## Start Dataset records

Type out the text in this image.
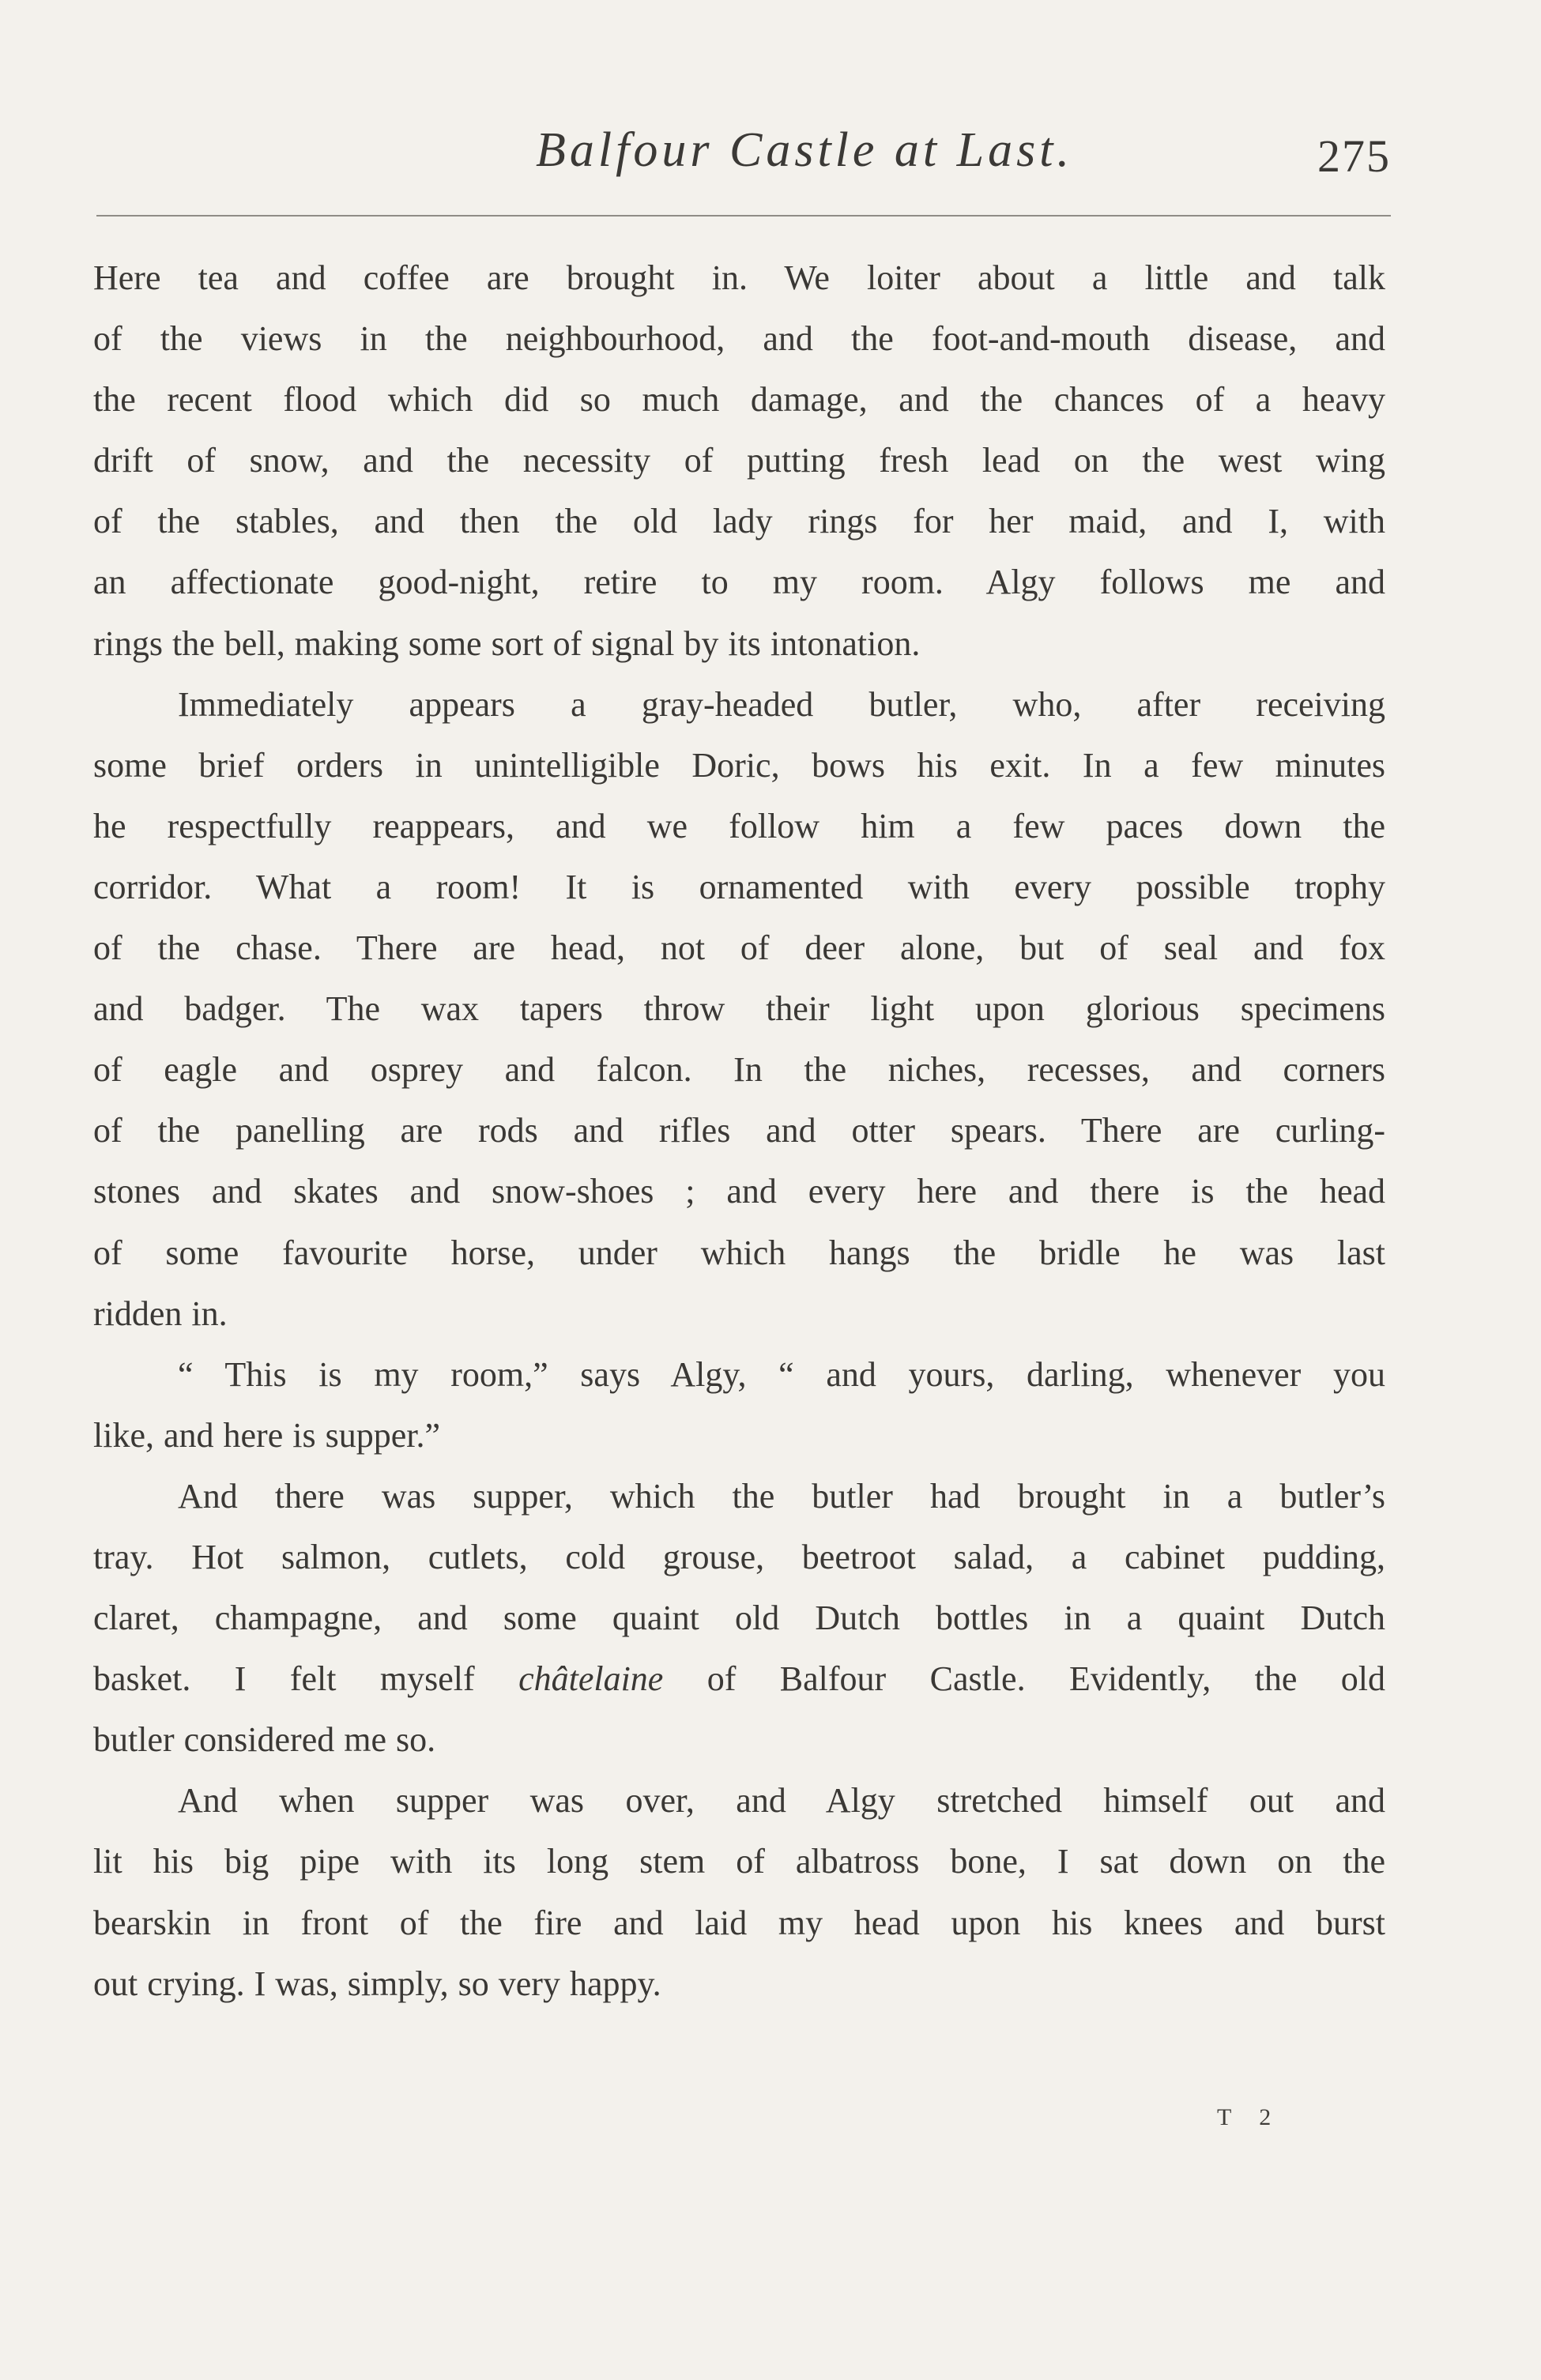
Balfour Castle at Last.	275
Here tea and coffee are brought in. We loiter about a little and talk
of the views in the neighbourhood, and the foot-and-mouth disease, and
the recent flood which did so much damage, and the chances of a heavy
drift of snow, and the necessity of putting fresh lead on the west wing
of the stables, and then the old lady rings for her maid, and I, with
an affectionate good-night, retire to my room. Algy follows me and
rings the bell, making some sort of signal by its intonation.
Immediately appears a gray-headed butler, who, after receiving
some brief orders in unintelligible Doric, bows his exit. In a few minutes
he respectfully reappears, and we follow him a few paces down the
corridor. What a room! It is ornamented with every possible trophy
of the chase. There are head, not of deer alone, but of seal and fox
and badger. The wax tapers throw their light upon glorious specimens
of eagle and osprey and falcon. In the niches, recesses, and corners
of the panelling are rods and rifles and otter spears. There are curling-
stones and skates and snow-shoes ; and every here and there is the head
of some favourite horse, under which hangs the bridle he was last
ridden in.
“ This is my room,” says Algy, “ and yours, darling, whenever you
like, and here is supper.”
And there was supper, which the butler had brought in a butler’s
tray. Hot salmon, cutlets, cold grouse, beetroot salad, a cabinet pudding,
claret, champagne, and some quaint old Dutch bottles in a quaint Dutch
basket. I felt myself châtelaine of Balfour Castle. Evidently, the old
butler considered me so.
And when supper was over, and Algy stretched himself out and
lit his big pipe with its long stem of albatross bone, I sat down on the
bearskin in front of the fire and laid my head upon his knees and burst
out crying. I was, simply, so very happy.
T 2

## End Dataset records

- Do this
Every record above must be given again exactly; drop the pictures.

- Solution to this exercise
Type out the text in this image.
Balfour Castle at Last.	275
Here tea and coffee are brought in. We loiter about a little and talk
of the views in the neighbourhood, and the foot-and-mouth disease, and
the recent flood which did so much damage, and the chances of a heavy
drift of snow, and the necessity of putting fresh lead on the west wing
of the stables, and then the old lady rings for her maid, and I, with
an affectionate good-night, retire to my room. Algy follows me and
rings the bell, making some sort of signal by its intonation.
Immediately appears a gray-headed butler, who, after receiving
some brief orders in unintelligible Doric, bows his exit. In a few minutes
he respectfully reappears, and we follow him a few paces down the
corridor. What a room! It is ornamented with every possible trophy
of the chase. There are head, not of deer alone, but of seal and fox
and badger. The wax tapers throw their light upon glorious specimens
of eagle and osprey and falcon. In the niches, recesses, and corners
of the panelling are rods and rifles and otter spears. There are curling-
stones and skates and snow-shoes ; and every here and there is the head
of some favourite horse, under which hangs the bridle he was last
ridden in.
“ This is my room,” says Algy, “ and yours, darling, whenever you
like, and here is supper.”
And there was supper, which the butler had brought in a butler’s
tray. Hot salmon, cutlets, cold grouse, beetroot salad, a cabinet pudding,
claret, champagne, and some quaint old Dutch bottles in a quaint Dutch
basket. I felt myself châtelaine of Balfour Castle. Evidently, the old
butler considered me so.
And when supper was over, and Algy stretched himself out and
lit his big pipe with its long stem of albatross bone, I sat down on the
bearskin in front of the fire and laid my head upon his knees and burst
out crying. I was, simply, so very happy.
T 2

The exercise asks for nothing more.